Extracted data entries:
::::::::::

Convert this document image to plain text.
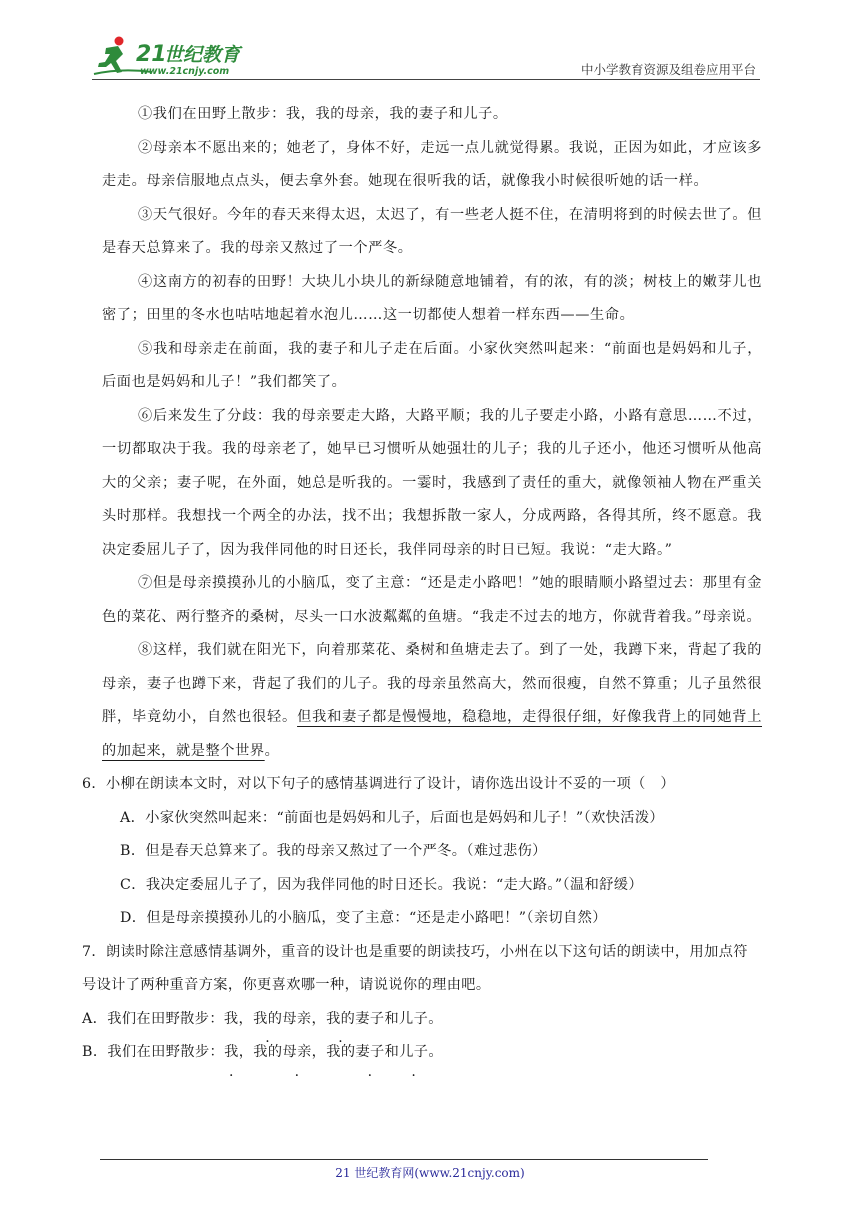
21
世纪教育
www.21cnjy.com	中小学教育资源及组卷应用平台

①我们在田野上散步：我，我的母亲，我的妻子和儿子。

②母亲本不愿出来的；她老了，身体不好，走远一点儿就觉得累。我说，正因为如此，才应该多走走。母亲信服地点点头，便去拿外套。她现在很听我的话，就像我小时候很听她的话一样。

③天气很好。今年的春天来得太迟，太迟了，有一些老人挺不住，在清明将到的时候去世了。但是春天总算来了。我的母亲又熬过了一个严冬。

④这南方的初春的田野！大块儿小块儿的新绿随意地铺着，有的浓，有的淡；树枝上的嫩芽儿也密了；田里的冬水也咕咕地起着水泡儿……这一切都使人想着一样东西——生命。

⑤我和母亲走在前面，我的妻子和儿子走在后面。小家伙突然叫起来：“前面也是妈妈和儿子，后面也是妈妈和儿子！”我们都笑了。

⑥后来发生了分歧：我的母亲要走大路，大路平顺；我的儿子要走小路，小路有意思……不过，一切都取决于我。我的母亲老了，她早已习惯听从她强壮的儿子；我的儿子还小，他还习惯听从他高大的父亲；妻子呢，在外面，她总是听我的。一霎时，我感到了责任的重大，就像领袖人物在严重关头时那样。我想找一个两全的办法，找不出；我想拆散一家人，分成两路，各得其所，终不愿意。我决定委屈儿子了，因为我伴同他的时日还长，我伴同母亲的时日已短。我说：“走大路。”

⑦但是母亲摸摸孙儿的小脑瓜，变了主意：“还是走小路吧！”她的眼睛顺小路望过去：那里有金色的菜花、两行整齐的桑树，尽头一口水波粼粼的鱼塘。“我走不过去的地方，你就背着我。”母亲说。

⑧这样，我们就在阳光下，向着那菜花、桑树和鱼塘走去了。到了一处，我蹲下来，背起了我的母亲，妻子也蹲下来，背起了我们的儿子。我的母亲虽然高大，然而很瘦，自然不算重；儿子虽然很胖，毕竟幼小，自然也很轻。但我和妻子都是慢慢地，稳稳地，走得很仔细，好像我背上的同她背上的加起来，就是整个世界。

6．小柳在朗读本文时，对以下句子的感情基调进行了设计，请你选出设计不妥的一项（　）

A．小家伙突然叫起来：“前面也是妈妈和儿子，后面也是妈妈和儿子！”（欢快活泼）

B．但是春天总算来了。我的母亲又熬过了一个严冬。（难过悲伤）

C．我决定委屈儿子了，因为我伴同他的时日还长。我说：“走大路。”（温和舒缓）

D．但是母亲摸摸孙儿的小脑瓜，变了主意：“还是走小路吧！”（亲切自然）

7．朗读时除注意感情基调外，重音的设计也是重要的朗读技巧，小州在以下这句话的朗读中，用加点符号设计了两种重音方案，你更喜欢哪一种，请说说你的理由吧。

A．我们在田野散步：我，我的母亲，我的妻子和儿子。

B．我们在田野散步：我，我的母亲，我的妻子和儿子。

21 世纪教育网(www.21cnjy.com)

::::::::::

Your objective: Output the data exactly. Pictures don't belong in the result.

Solution to the exercise:
Convert this document image to plain text.
21
世纪教育
www.21cnjy.com	中小学教育资源及组卷应用平台

①我们在田野上散步：我，我的母亲，我的妻子和儿子。

②母亲本不愿出来的；她老了，身体不好，走远一点儿就觉得累。我说，正因为如此，才应该多走走。母亲信服地点点头，便去拿外套。她现在很听我的话，就像我小时候很听她的话一样。

③天气很好。今年的春天来得太迟，太迟了，有一些老人挺不住，在清明将到的时候去世了。但是春天总算来了。我的母亲又熬过了一个严冬。

④这南方的初春的田野！大块儿小块儿的新绿随意地铺着，有的浓，有的淡；树枝上的嫩芽儿也密了；田里的冬水也咕咕地起着水泡儿……这一切都使人想着一样东西——生命。

⑤我和母亲走在前面，我的妻子和儿子走在后面。小家伙突然叫起来：“前面也是妈妈和儿子，后面也是妈妈和儿子！”我们都笑了。

⑥后来发生了分歧：我的母亲要走大路，大路平顺；我的儿子要走小路，小路有意思……不过，一切都取决于我。我的母亲老了，她早已习惯听从她强壮的儿子；我的儿子还小，他还习惯听从他高大的父亲；妻子呢，在外面，她总是听我的。一霎时，我感到了责任的重大，就像领袖人物在严重关头时那样。我想找一个两全的办法，找不出；我想拆散一家人，分成两路，各得其所，终不愿意。我决定委屈儿子了，因为我伴同他的时日还长，我伴同母亲的时日已短。我说：“走大路。”

⑦但是母亲摸摸孙儿的小脑瓜，变了主意：“还是走小路吧！”她的眼睛顺小路望过去：那里有金色的菜花、两行整齐的桑树，尽头一口水波粼粼的鱼塘。“我走不过去的地方，你就背着我。”母亲说。

⑧这样，我们就在阳光下，向着那菜花、桑树和鱼塘走去了。到了一处，我蹲下来，背起了我的母亲，妻子也蹲下来，背起了我们的儿子。我的母亲虽然高大，然而很瘦，自然不算重；儿子虽然很胖，毕竟幼小，自然也很轻。但我和妻子都是慢慢地，稳稳地，走得很仔细，好像我背上的同她背上的加起来，就是整个世界。

6．小柳在朗读本文时，对以下句子的感情基调进行了设计，请你选出设计不妥的一项（　）

A．小家伙突然叫起来：“前面也是妈妈和儿子，后面也是妈妈和儿子！”（欢快活泼）

B．但是春天总算来了。我的母亲又熬过了一个严冬。（难过悲伤）

C．我决定委屈儿子了，因为我伴同他的时日还长。我说：“走大路。”（温和舒缓）

D．但是母亲摸摸孙儿的小脑瓜，变了主意：“还是走小路吧！”（亲切自然）

7．朗读时除注意感情基调外，重音的设计也是重要的朗读技巧，小州在以下这句话的朗读中，用加点符号设计了两种重音方案，你更喜欢哪一种，请说说你的理由吧。

A．我们在田野散步：我，我的母亲，我的妻子和儿子。

B．我们在田野散步：我，我的母亲，我的妻子和儿子。

21 世纪教育网(www.21cnjy.com)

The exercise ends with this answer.